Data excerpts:

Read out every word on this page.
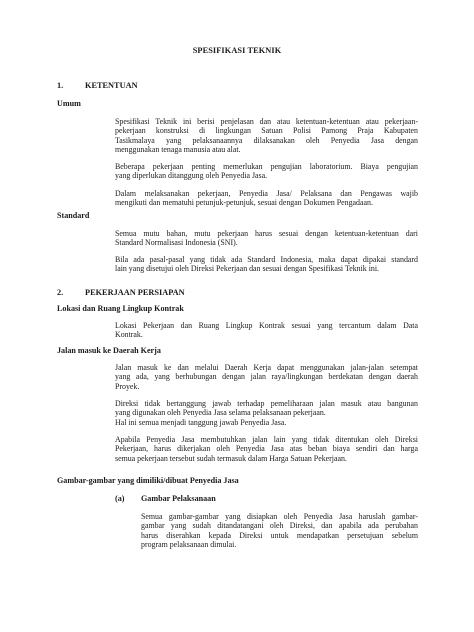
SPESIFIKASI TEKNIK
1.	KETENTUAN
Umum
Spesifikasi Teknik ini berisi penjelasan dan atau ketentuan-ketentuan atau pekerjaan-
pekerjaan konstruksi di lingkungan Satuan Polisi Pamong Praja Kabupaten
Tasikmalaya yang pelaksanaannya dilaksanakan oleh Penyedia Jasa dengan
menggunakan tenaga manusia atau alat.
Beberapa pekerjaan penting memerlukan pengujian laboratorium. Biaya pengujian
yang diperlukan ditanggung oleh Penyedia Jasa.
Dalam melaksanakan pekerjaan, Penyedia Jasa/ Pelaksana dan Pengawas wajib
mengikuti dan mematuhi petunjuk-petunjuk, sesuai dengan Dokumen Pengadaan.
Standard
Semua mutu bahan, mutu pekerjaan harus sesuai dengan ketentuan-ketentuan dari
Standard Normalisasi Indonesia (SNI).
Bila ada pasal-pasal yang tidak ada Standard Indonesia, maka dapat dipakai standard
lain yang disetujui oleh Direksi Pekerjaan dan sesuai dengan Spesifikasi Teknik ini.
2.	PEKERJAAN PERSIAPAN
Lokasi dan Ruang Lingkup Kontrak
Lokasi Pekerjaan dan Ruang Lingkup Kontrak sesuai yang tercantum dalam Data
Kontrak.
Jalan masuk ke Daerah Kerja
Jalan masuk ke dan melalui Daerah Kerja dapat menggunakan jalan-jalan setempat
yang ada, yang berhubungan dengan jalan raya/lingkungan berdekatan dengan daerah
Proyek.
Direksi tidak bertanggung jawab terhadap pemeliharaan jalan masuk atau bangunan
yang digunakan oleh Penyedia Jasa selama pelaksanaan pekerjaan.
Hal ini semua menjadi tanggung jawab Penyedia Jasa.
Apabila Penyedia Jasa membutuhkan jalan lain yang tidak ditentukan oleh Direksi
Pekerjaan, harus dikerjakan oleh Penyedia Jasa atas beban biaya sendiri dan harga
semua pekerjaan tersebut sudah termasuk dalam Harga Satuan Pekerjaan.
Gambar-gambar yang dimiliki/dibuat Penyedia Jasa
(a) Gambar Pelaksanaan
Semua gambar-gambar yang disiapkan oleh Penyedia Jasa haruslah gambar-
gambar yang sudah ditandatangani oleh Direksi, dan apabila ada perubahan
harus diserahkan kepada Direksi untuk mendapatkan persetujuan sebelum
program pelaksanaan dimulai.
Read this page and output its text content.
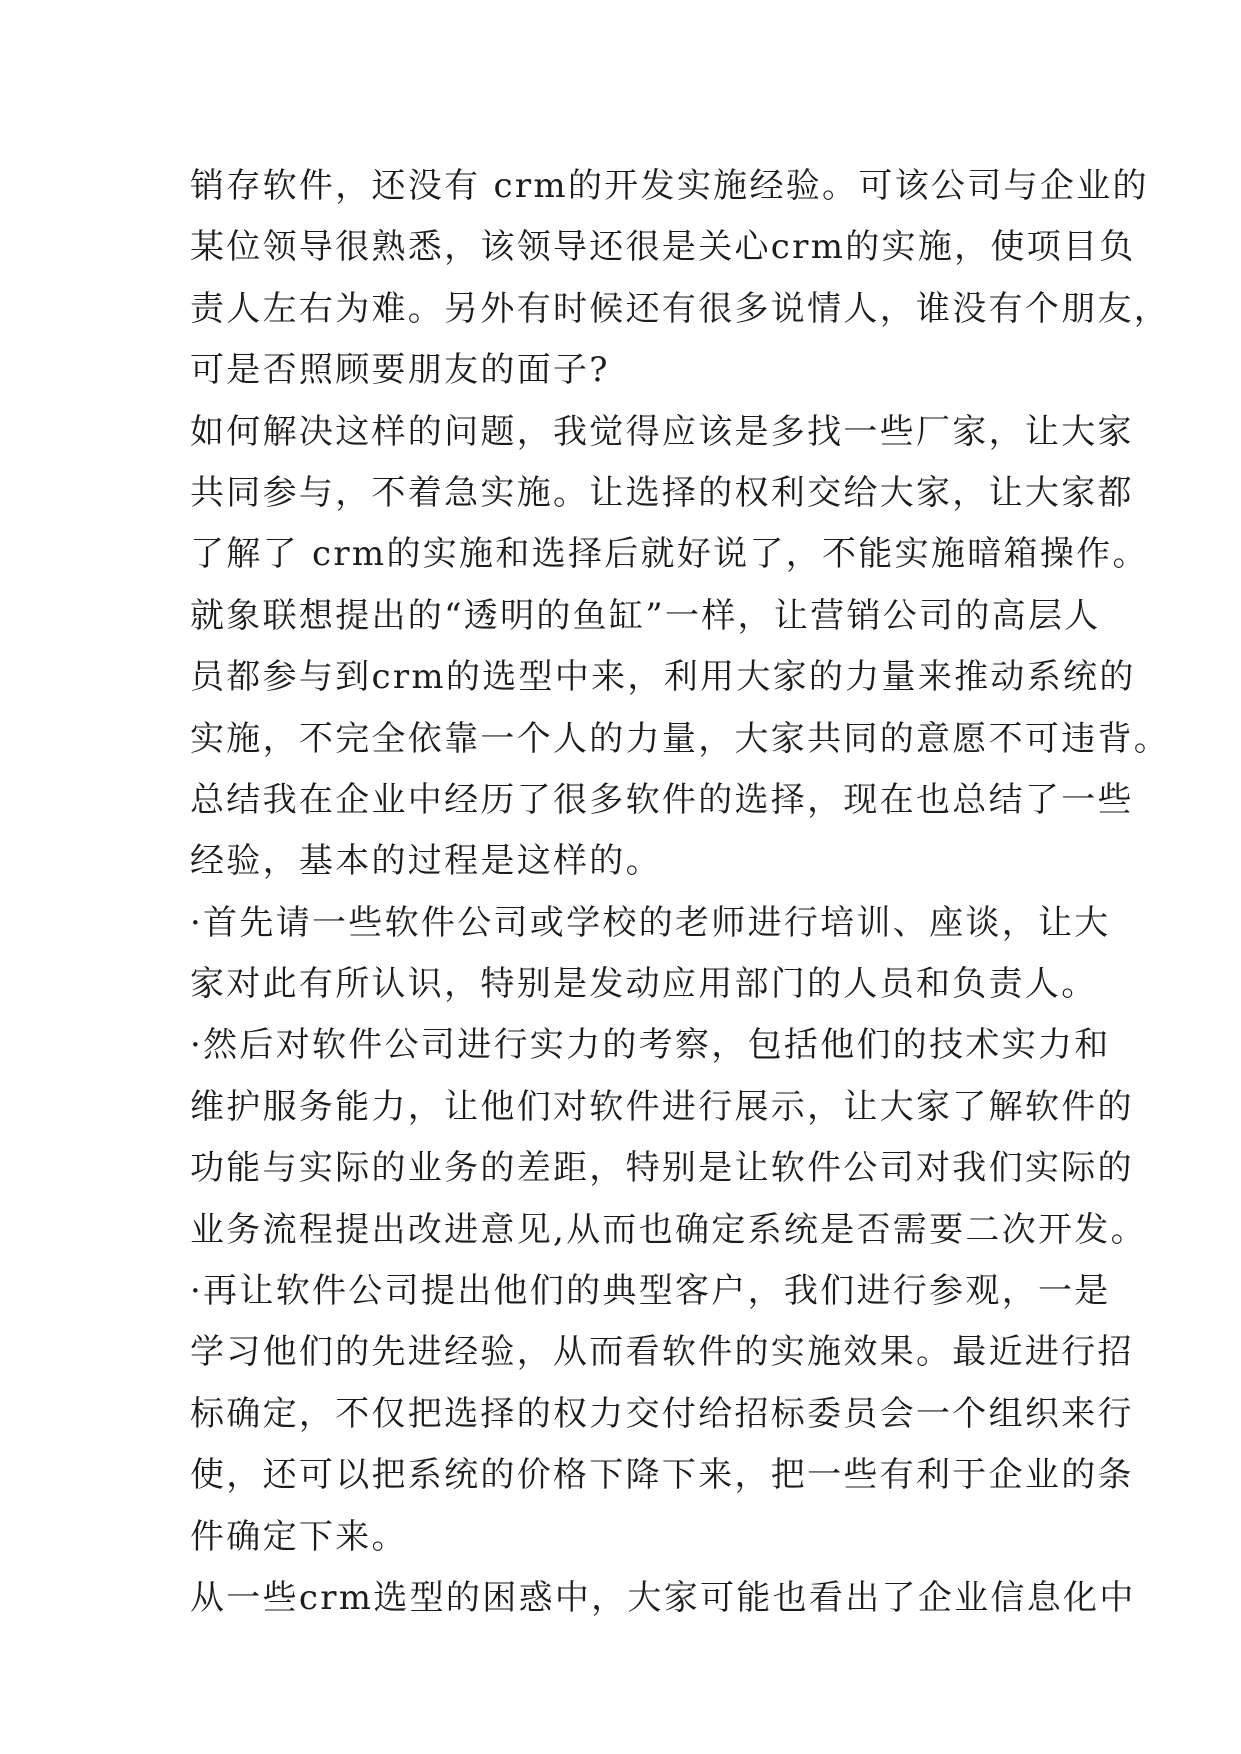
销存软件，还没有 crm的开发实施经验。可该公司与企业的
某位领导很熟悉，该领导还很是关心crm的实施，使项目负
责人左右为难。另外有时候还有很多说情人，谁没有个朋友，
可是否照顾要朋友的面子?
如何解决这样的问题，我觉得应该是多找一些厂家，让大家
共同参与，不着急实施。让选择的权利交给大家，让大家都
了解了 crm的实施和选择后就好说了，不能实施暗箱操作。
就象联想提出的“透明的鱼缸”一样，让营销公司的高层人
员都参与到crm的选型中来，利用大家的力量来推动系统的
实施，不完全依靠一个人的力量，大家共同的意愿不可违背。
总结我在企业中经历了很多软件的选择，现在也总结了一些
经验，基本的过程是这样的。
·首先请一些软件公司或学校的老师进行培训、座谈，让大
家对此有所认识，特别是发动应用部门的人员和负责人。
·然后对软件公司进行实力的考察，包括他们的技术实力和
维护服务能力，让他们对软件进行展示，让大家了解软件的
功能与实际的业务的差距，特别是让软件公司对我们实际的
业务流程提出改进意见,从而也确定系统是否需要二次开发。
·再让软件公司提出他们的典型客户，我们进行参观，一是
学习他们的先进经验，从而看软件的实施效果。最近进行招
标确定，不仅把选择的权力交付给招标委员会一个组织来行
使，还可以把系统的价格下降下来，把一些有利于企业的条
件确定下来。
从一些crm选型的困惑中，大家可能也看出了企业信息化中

• Brief: Repeat the records above verbatim, with no pictures in the result.

• Exercise solution:
Read out every word on this page.
SPESIFIKASI TEKNIK
1.	KETENTUAN
Umum
Spesifikasi Teknik ini berisi penjelasan dan atau ketentuan-ketentuan atau pekerjaan-
pekerjaan konstruksi di lingkungan Satuan Polisi Pamong Praja Kabupaten
Tasikmalaya yang pelaksanaannya dilaksanakan oleh Penyedia Jasa dengan
menggunakan tenaga manusia atau alat.
Beberapa pekerjaan penting memerlukan pengujian laboratorium. Biaya pengujian
yang diperlukan ditanggung oleh Penyedia Jasa.
Dalam melaksanakan pekerjaan, Penyedia Jasa/ Pelaksana dan Pengawas wajib
mengikuti dan mematuhi petunjuk-petunjuk, sesuai dengan Dokumen Pengadaan.
Standard
Semua mutu bahan, mutu pekerjaan harus sesuai dengan ketentuan-ketentuan dari
Standard Normalisasi Indonesia (SNI).
Bila ada pasal-pasal yang tidak ada Standard Indonesia, maka dapat dipakai standard
lain yang disetujui oleh Direksi Pekerjaan dan sesuai dengan Spesifikasi Teknik ini.
2.	PEKERJAAN PERSIAPAN
Lokasi dan Ruang Lingkup Kontrak
Lokasi Pekerjaan dan Ruang Lingkup Kontrak sesuai yang tercantum dalam Data
Kontrak.
Jalan masuk ke Daerah Kerja
Jalan masuk ke dan melalui Daerah Kerja dapat menggunakan jalan-jalan setempat
yang ada, yang berhubungan dengan jalan raya/lingkungan berdekatan dengan daerah
Proyek.
Direksi tidak bertanggung jawab terhadap pemeliharaan jalan masuk atau bangunan
yang digunakan oleh Penyedia Jasa selama pelaksanaan pekerjaan.
Hal ini semua menjadi tanggung jawab Penyedia Jasa.
Apabila Penyedia Jasa membutuhkan jalan lain yang tidak ditentukan oleh Direksi
Pekerjaan, harus dikerjakan oleh Penyedia Jasa atas beban biaya sendiri dan harga
semua pekerjaan tersebut sudah termasuk dalam Harga Satuan Pekerjaan.
Gambar-gambar yang dimiliki/dibuat Penyedia Jasa
(a) Gambar Pelaksanaan
Semua gambar-gambar yang disiapkan oleh Penyedia Jasa haruslah gambar-
gambar yang sudah ditandatangani oleh Direksi, dan apabila ada perubahan
harus diserahkan kepada Direksi untuk mendapatkan persetujuan sebelum
program pelaksanaan dimulai.
Read this page and output its text content.
销存软件，还没有 crm的开发实施经验。可该公司与企业的
某位领导很熟悉，该领导还很是关心crm的实施，使项目负
责人左右为难。另外有时候还有很多说情人，谁没有个朋友，
可是否照顾要朋友的面子?
如何解决这样的问题，我觉得应该是多找一些厂家，让大家
共同参与，不着急实施。让选择的权利交给大家，让大家都
了解了 crm的实施和选择后就好说了，不能实施暗箱操作。
就象联想提出的“透明的鱼缸”一样，让营销公司的高层人
员都参与到crm的选型中来，利用大家的力量来推动系统的
实施，不完全依靠一个人的力量，大家共同的意愿不可违背。
总结我在企业中经历了很多软件的选择，现在也总结了一些
经验，基本的过程是这样的。
·首先请一些软件公司或学校的老师进行培训、座谈，让大
家对此有所认识，特别是发动应用部门的人员和负责人。
·然后对软件公司进行实力的考察，包括他们的技术实力和
维护服务能力，让他们对软件进行展示，让大家了解软件的
功能与实际的业务的差距，特别是让软件公司对我们实际的
业务流程提出改进意见,从而也确定系统是否需要二次开发。
·再让软件公司提出他们的典型客户，我们进行参观，一是
学习他们的先进经验，从而看软件的实施效果。最近进行招
标确定，不仅把选择的权力交付给招标委员会一个组织来行
使，还可以把系统的价格下降下来，把一些有利于企业的条
件确定下来。
从一些crm选型的困惑中，大家可能也看出了企业信息化中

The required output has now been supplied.